[Task list]:
1) Answer these questions from the passage on NHS hospital choice, each answer on its own line marked to match:
(a) Besides the NHS Plan, what have many members of staff taken part in developing?
(b) For how long did the hospital say it could not treat the patient?
(c) What happened to the patient while he waited for treatment?
2) Reproduce the stretch of the passage on NHS hospital choice from "Many members of" through "that effective dialogue.".
3) Write the next part of the passage on NHS hospital choice, continuing from its final sentence.

[Provided text]:
########

Many members of staff have taken part in the development of the NHS Plan and the NHS modernisation board. We are obviously anxious to continue that effective dialogue.
§ Lord Eden of WintonMy Lords, the Statement seemed to suggest that someone needing hospital care could shop around between hospitals and determine which one to go to. That all seems fine, but it is extremely difficult for people to get the information that they need to enable them to make that kind of choice.
I have in mind a case that was brought to my attention last week. A patient was due to attend hospital for urgent treatment, but the hospital said that it could not treat him for several months. While that patient waited for treatment, he died. That is not a unique case. If the patient, or the people looking after him, had had information about going to another hospital for treatment, his life might have been spared. How will the system work in practice? If one hospital cannot offer treatment, how will information be conveyed to patients that treatment is available elsewhere? Will their GPs be told? How will information be held centrally so that all patients at all levels of income will know where they can get the treatment that they need?

########

[Records shown]:
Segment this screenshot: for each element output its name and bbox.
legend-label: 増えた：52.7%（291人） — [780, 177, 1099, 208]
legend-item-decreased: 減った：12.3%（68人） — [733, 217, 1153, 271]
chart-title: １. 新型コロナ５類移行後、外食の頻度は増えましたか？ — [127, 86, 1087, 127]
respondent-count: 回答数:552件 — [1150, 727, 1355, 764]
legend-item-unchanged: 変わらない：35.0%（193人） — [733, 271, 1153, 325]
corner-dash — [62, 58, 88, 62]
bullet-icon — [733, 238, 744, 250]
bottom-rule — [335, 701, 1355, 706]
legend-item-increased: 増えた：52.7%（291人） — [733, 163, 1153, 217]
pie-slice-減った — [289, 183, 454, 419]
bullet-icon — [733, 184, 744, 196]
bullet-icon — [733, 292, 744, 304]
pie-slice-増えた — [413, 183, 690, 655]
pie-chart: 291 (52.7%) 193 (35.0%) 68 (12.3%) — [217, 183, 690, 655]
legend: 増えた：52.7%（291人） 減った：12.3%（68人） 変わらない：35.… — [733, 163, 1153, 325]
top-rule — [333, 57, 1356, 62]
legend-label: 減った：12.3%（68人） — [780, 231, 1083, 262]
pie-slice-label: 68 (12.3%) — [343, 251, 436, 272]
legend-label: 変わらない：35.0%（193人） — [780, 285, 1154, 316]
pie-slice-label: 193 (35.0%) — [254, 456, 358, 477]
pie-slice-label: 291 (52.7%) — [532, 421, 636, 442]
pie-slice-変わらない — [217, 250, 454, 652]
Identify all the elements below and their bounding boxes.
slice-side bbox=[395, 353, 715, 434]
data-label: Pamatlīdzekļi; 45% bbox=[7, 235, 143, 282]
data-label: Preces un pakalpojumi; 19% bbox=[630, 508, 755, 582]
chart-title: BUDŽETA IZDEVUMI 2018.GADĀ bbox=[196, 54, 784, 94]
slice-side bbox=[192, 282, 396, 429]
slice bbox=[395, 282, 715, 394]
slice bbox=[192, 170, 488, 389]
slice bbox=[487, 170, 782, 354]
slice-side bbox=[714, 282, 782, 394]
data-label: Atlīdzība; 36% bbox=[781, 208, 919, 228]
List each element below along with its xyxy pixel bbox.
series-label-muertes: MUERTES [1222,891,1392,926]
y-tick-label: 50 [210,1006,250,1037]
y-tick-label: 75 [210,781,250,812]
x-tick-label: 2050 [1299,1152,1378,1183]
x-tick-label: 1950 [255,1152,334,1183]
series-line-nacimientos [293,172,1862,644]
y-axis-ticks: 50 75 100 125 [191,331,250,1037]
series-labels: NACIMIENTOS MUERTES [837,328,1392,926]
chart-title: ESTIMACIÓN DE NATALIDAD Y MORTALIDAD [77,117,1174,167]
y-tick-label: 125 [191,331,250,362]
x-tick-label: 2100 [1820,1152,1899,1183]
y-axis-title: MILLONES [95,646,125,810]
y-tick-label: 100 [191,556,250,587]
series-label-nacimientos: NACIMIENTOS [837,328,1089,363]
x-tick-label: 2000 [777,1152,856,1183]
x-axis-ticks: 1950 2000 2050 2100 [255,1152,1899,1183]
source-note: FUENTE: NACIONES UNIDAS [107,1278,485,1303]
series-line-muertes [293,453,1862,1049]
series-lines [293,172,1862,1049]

########

[Answers for the exercise]:
1)
(a) The NHS modernisation board.
(b) Several months.
(c) He died.

2)
Many members of staff have taken part in the development of the NHS Plan and the NHS modernisation board. We are obviously anxious to continue that effective dialogue.

3)
§ Lord Hunt of Kings HeathMy Lords, I could not agree more with the noble Lord. Without information, it is difficult to see how a patient can have choice. I confirm that GPs must play a crucial role in helping to advise patients on choice and in making judgments about the most suitable hospital to attend.
I accept that at a national level we have to ensure that information is available to enable patients to make an informed choice. One of the purposes of the 1096 new health inspectorate is to ensure that this kind of information is provided robustly so that patients can make sound decisions.
We are starting pilots on the choice scheme from July this year for coronary heart disease patients. Anyone who has waited for more than six months for a heart operation will be contacted by a patient care adviser to discuss the options for treatment. Such patients will be offered a shorter wait at another NHS or private hospital, or even the option of treatment abroad.
We are putting in place members of staff who can help patients to make decisions. GPs will have an equally important role. Ultimately, we need to build greater capacity into the health service. As the years go by and we have more beds, more hospitals and more staff, the element of choice will become greater.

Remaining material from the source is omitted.